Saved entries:
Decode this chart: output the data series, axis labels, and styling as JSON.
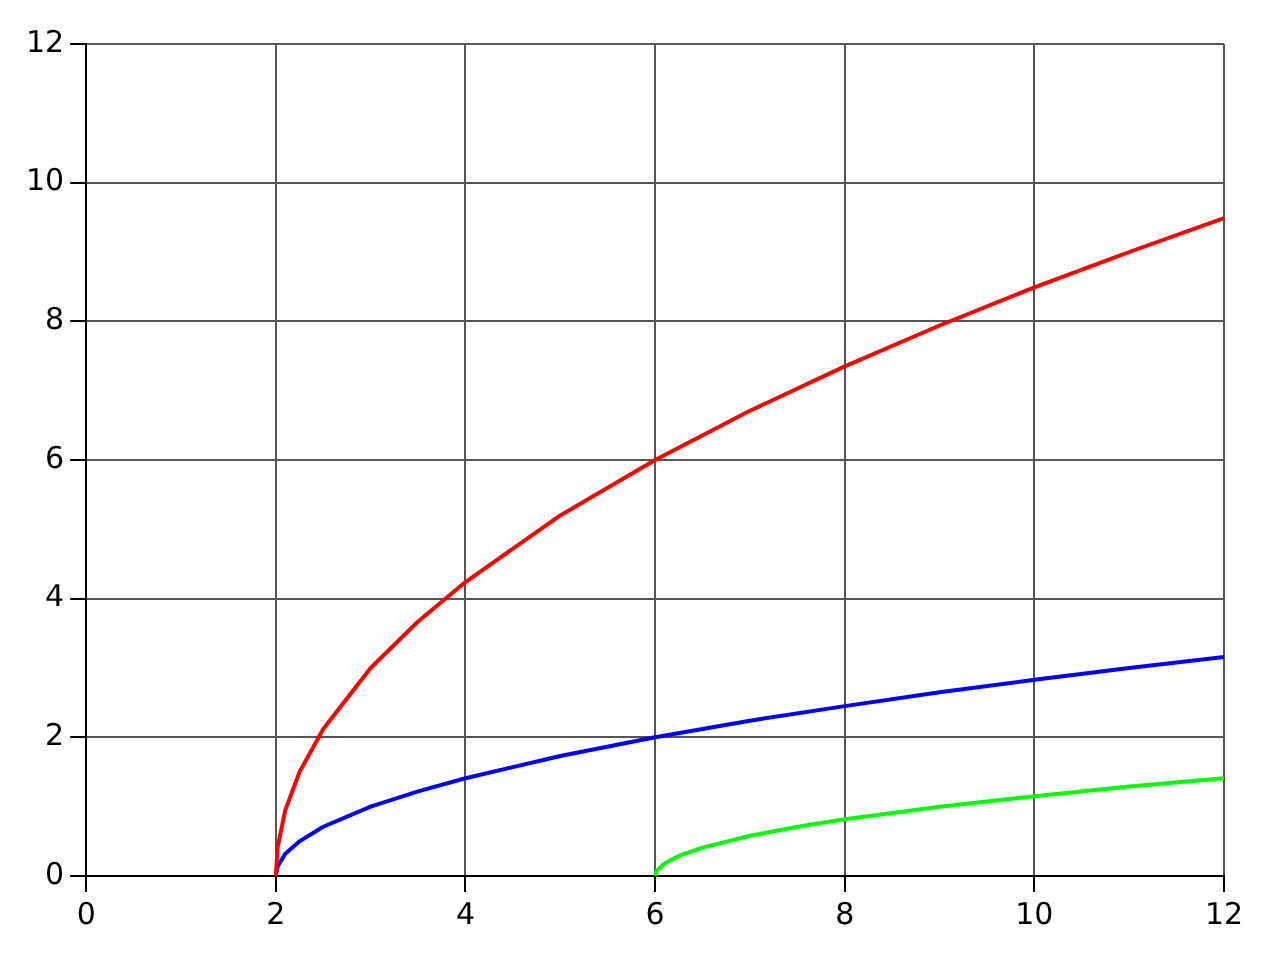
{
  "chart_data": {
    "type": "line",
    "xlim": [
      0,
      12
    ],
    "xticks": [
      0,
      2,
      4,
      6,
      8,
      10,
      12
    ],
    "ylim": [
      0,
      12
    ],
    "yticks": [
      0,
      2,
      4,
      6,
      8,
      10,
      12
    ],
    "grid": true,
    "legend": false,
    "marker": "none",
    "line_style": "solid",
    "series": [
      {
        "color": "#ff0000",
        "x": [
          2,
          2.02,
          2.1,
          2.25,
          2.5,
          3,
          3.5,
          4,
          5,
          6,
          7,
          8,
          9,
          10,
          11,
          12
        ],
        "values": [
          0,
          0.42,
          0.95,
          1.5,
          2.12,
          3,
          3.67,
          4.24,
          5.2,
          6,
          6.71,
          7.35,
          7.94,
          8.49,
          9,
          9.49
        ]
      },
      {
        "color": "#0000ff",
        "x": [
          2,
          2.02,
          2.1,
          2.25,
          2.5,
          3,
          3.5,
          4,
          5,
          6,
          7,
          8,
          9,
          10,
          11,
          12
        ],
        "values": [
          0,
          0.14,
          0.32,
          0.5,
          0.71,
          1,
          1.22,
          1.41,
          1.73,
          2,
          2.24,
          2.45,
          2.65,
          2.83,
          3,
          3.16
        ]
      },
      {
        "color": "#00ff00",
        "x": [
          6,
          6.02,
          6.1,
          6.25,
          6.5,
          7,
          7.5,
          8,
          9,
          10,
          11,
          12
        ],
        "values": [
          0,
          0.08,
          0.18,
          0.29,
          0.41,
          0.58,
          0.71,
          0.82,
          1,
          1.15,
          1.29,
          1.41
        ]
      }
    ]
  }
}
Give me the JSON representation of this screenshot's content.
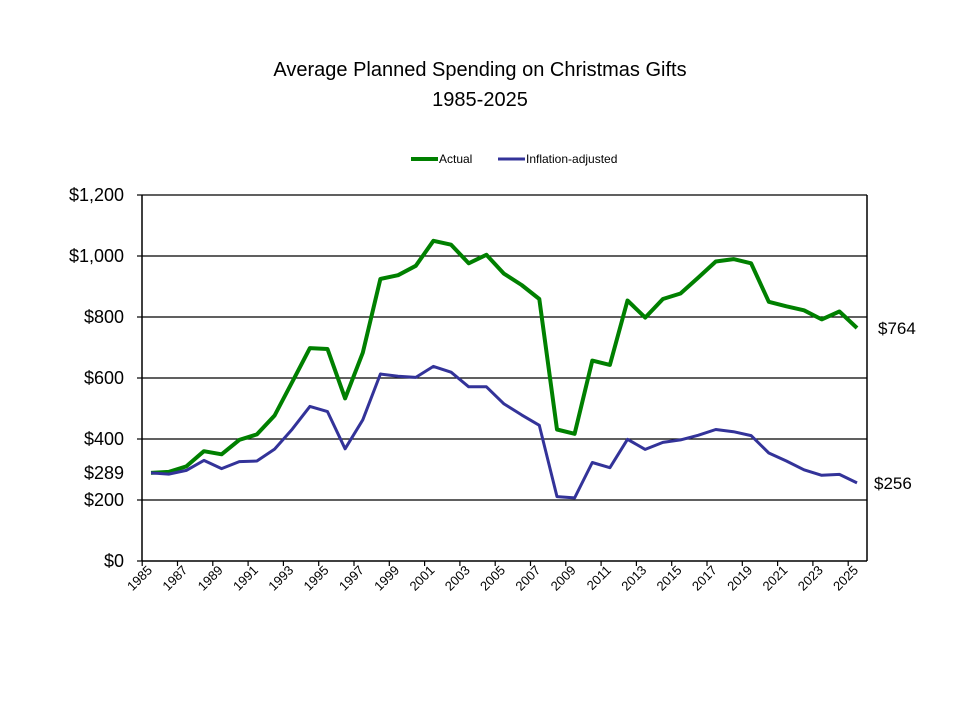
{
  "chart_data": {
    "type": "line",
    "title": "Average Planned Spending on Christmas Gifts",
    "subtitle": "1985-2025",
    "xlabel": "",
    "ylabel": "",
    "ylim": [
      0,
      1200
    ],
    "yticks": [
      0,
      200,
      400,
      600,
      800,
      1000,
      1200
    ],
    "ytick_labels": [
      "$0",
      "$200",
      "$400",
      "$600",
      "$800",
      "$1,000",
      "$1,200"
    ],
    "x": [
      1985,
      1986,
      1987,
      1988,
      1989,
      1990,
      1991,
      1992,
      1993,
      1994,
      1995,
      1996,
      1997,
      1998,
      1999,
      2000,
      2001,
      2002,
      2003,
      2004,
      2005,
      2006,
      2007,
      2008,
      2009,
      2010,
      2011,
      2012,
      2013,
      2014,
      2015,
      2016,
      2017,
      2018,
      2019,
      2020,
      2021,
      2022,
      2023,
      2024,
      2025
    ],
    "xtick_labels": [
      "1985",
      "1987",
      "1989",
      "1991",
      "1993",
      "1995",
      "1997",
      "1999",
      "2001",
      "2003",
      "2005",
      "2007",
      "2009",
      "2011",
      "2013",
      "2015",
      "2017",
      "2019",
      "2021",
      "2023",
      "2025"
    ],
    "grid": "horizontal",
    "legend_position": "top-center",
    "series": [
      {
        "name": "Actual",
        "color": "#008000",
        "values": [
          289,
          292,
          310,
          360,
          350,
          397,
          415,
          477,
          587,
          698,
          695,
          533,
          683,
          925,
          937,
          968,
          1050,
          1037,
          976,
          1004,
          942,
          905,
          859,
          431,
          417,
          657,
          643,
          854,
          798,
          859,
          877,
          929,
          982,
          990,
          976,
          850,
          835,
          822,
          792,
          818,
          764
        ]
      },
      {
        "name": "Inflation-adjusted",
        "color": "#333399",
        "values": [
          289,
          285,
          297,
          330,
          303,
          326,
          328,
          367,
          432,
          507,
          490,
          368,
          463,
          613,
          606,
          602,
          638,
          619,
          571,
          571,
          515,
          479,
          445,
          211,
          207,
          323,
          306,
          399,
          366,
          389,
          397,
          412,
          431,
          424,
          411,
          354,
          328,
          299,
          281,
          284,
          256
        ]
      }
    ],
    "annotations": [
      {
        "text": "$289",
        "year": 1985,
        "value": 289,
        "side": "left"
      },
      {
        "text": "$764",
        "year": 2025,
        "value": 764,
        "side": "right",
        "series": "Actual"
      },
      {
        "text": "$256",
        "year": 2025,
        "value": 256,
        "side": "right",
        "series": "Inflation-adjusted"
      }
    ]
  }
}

==

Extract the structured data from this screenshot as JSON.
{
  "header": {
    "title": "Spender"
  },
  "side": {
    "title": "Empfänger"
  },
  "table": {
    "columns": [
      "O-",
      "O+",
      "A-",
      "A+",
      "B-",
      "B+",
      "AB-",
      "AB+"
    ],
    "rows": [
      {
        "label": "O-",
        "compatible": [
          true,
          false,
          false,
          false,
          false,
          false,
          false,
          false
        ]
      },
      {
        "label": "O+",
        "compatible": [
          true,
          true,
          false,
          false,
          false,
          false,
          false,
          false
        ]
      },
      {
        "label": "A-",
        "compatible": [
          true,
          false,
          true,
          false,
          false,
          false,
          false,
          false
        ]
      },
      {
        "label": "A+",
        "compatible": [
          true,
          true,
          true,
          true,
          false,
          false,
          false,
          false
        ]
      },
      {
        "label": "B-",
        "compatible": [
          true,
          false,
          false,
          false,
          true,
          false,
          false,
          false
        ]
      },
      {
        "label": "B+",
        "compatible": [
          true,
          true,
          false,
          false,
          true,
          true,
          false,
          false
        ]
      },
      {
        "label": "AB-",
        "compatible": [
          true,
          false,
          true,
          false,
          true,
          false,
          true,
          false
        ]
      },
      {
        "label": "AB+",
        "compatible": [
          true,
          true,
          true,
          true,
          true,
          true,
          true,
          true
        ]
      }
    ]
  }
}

> _What is expected_:
Search the lines above for the string "this", then show every one that has it.

> _The reply_:
Decode this chart: output the data series, axis labels, and styling as JSON.
Give me the JSON representation of this screenshot's content.
Extract the structured data from this screenshot as JSON.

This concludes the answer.